■ **ASSIGNMENT**: Every line in the data below that holds "Fatty" should be found and copied.

═════ DATA FOR REVIEW ═════

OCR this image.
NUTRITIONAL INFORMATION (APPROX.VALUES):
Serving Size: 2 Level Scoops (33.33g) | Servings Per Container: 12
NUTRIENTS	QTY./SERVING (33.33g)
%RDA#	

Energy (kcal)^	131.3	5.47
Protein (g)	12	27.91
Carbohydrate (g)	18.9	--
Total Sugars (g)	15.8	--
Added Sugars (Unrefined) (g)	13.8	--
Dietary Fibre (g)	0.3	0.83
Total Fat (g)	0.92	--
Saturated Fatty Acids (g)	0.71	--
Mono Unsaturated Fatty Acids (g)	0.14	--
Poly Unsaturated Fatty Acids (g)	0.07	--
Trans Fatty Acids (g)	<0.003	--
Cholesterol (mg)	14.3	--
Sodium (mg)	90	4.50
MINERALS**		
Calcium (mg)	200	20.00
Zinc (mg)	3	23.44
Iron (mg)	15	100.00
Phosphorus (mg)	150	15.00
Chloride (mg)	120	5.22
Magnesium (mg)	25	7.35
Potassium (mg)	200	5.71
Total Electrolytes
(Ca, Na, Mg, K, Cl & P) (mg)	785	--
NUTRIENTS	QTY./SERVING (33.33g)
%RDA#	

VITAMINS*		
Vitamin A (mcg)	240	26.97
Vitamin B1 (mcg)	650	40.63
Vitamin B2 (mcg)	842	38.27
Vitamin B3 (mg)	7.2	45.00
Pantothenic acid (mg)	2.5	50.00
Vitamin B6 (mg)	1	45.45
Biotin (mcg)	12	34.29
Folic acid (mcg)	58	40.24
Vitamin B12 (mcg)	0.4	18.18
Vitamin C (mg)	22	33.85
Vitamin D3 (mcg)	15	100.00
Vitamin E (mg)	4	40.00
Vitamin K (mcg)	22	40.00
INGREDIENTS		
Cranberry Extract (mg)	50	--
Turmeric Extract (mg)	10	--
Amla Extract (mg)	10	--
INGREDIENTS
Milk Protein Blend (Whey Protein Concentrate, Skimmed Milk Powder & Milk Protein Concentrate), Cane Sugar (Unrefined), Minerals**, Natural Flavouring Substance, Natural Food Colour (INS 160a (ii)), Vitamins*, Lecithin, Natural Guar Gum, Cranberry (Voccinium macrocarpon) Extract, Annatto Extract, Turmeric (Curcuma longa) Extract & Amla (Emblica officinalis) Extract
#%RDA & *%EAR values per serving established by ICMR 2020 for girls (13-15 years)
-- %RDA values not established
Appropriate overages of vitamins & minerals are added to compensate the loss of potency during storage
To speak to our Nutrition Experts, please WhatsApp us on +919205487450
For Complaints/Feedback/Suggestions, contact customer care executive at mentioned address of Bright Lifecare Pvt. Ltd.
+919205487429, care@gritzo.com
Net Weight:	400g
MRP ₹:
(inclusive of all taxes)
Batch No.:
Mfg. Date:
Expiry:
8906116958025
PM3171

═════

■ **SOLUTION TO THIS PROBLEM**:
Saturated Fatty Acids (g)	0.71	--
Mono Unsaturated Fatty Acids (g)	0.14	--
Poly Unsaturated Fatty Acids (g)	0.07	--
Trans Fatty Acids (g)	<0.003	--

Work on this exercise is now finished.